提供抜粋:
┌──

抄録
前報において, 著者らはモルモットの交感神経-平滑筋標本を用いて, 腎摘出ウサギおよび慢性腎不全 (CRF) 患者の血漿中に, 神経経由性の平滑筋収縮を抑制する物質が存在することを明らかにした.その抑制の程度は, 低分子量 (分子量500以下) の物質を含む血漿成分において著明であった.
そこで今回, 低分子量のuremic toxinsとして尿素, 尿酸, クレアチニンおよびメチルグアニジン (MG) に注目し, 前記の標本に対する作用を個々に検討した.これら4種の物質のテスト液中での濃度はsevereなCRF患者の血漿中濃度に模した.尿素 (200mg/dl), クレアチニン (20mg/dl) およびMG (200μg/dl) にはいずれも有意の効果が認められなかった.しかし, 尿酸 (10mg/dl) にはわずかながら (7±5%;平均±SD, n=7) 収縮増大作用が認められた.これら4種の物質を同時投与した場合にも増大作用が認められたが, その程度は尿酸単独投与の場合と同程度であった.
次に, 正常クレブス液中のK+, Ca++およびMg++の濃度をsevereなCRF患者の血漿中濃度に模して変化させた場合の作用を同様の方法で検討した.高K+ (9mM) 液には増大作用 (14±11%, n=7), 他方, 低Ca++ (1mM) 液および高Mg++ (2mM) 液には抑制作用 (それぞれ56±25%, n=9および13±4%, n=6) が認められた.また, これら3種の電解質濃度を同時に変化させた液に強い抑制作用 (60±21%, n=8) が認められたが, この液に前記の4種の物質を含ませるとこれらの物質による増大作用の分だけ抑制作用が弱くなった.
以上の結果から, 前報における血漿成分による平滑筋収縮の抑制作用は, 尿素, 尿酸, クレアチニンあるいはMGのいずれにも起因しないこと, 主にCa++を始めとする電解質濃度の変化が関与していると推定された.しかし, その他のuremlc toxinsが関与していることも予想され, 結論を得るには今後の研究が必要である.

└──

提供一覧:

┌──

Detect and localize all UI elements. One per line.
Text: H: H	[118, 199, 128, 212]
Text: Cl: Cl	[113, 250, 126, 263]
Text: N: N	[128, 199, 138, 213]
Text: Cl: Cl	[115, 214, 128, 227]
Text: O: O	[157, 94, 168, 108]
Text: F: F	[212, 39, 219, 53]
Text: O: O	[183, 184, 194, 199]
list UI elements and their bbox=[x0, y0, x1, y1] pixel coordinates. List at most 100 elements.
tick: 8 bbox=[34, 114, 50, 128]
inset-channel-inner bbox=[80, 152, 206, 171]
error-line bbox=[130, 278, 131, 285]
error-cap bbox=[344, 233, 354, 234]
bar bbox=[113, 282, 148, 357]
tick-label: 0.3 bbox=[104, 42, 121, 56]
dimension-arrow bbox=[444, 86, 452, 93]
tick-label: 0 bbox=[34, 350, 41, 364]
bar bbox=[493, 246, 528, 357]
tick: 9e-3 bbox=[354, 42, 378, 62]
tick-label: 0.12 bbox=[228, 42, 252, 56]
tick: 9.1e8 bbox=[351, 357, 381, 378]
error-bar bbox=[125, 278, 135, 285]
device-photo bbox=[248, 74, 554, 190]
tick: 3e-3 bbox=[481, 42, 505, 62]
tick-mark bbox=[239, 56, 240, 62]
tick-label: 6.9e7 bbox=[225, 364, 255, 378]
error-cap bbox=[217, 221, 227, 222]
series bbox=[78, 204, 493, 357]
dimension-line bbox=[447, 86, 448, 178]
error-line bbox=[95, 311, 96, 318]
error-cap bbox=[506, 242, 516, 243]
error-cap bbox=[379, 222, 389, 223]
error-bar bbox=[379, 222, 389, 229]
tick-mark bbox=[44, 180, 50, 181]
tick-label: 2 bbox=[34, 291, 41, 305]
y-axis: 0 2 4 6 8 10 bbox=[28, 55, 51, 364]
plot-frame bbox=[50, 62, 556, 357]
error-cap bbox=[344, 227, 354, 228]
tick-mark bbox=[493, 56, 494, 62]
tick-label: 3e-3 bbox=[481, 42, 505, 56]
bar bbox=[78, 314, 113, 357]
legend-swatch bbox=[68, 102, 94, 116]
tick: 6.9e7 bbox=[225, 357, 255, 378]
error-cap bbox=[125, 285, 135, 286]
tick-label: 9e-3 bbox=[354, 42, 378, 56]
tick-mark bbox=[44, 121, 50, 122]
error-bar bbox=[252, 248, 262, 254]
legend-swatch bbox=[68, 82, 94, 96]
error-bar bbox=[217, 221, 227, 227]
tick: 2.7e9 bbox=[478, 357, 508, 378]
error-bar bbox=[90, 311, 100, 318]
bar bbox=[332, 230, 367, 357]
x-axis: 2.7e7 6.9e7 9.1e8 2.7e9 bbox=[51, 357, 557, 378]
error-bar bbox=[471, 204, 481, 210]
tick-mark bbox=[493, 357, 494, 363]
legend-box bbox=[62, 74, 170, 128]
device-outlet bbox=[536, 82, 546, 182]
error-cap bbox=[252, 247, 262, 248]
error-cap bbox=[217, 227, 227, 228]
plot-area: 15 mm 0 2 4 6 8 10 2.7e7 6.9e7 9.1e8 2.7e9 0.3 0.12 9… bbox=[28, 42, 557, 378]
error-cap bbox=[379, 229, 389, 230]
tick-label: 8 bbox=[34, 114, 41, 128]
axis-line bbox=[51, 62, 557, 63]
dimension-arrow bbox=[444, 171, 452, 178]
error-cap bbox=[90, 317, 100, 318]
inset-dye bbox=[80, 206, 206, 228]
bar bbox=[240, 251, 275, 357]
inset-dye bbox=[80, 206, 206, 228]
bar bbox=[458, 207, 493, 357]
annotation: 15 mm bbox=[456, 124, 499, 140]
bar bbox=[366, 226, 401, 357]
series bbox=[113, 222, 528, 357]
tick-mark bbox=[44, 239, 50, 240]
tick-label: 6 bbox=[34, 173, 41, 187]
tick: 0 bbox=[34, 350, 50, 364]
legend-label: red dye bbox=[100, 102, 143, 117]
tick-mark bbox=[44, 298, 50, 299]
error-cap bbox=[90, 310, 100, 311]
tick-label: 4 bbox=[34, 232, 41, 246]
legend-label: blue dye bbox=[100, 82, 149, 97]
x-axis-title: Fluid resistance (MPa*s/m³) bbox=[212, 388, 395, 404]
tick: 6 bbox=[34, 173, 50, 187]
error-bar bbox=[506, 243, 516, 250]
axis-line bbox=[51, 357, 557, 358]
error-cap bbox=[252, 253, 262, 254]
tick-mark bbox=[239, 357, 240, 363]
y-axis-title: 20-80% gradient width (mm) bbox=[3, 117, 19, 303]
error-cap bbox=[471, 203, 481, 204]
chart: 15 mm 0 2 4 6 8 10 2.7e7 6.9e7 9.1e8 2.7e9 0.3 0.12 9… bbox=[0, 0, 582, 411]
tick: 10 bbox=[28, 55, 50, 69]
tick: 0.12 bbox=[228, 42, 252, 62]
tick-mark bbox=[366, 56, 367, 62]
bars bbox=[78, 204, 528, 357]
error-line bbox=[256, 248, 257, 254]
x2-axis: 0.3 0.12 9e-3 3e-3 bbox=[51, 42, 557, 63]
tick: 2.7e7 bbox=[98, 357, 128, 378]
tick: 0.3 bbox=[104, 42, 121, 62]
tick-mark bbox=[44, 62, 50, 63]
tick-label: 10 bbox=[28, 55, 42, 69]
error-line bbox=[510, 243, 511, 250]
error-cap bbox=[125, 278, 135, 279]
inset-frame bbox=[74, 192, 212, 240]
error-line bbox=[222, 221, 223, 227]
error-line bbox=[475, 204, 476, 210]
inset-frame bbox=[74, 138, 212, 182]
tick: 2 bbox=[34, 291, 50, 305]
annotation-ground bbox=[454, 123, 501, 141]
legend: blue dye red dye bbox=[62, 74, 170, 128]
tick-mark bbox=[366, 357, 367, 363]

└──

作業指示 A: 抄録によれば、尿酸(10mg/dl)単独で認められた収縮増大作用の大きさはいくらか。
作業指示 B: 抄録のうち「そこで今回, 低分子量のuremic toxinsとして尿素, 尿酸, クレアチニンおよびメチルグアニジン」から「n=8) が認められたが, この液に前記の4種の物質を含ませるとこれらの物質による増大作用の分だけ抑制作用が弱くなった.」までを、両端の語句も含めて一字一句変えずに書き写せ。
この一覧は本文とは別の出典に由来する。

回答 A: 7±5%(平均±SD、n=7)であった。

回答 B:
そこで今回, 低分子量のuremic toxinsとして尿素, 尿酸, クレアチニンおよびメチルグアニジン (MG) に注目し, 前記の標本に対する作用を個々に検討した.これら4種の物質のテスト液中での濃度はsevereなCRF患者の血漿中濃度に模した.尿素 (200mg/dl), クレアチニン (20mg/dl) およびMG (200μg/dl) にはいずれも有意の効果が認められなかった.しかし, 尿酸 (10mg/dl) にはわずかながら (7±5%;平均±SD, n=7) 収縮増大作用が認められた.これら4種の物質を同時投与した場合にも増大作用が認められたが, その程度は尿酸単独投与の場合と同程度であった.
次に, 正常クレブス液中のK+, Ca++およびMg++の濃度をsevereなCRF患者の血漿中濃度に模して変化させた場合の作用を同様の方法で検討した.高K+ (9mM) 液には増大作用 (14±11%, n=7), 他方, 低Ca++ (1mM) 液および高Mg++ (2mM) 液には抑制作用 (それぞれ56±25%, n=9および13±4%, n=6) が認められた.また, これら3種の電解質濃度を同時に変化させた液に強い抑制作用 (60±21%, n=8) が認められたが, この液に前記の4種の物質を含ませるとこれらの物質による増大作用の分だけ抑制作用が弱くなった.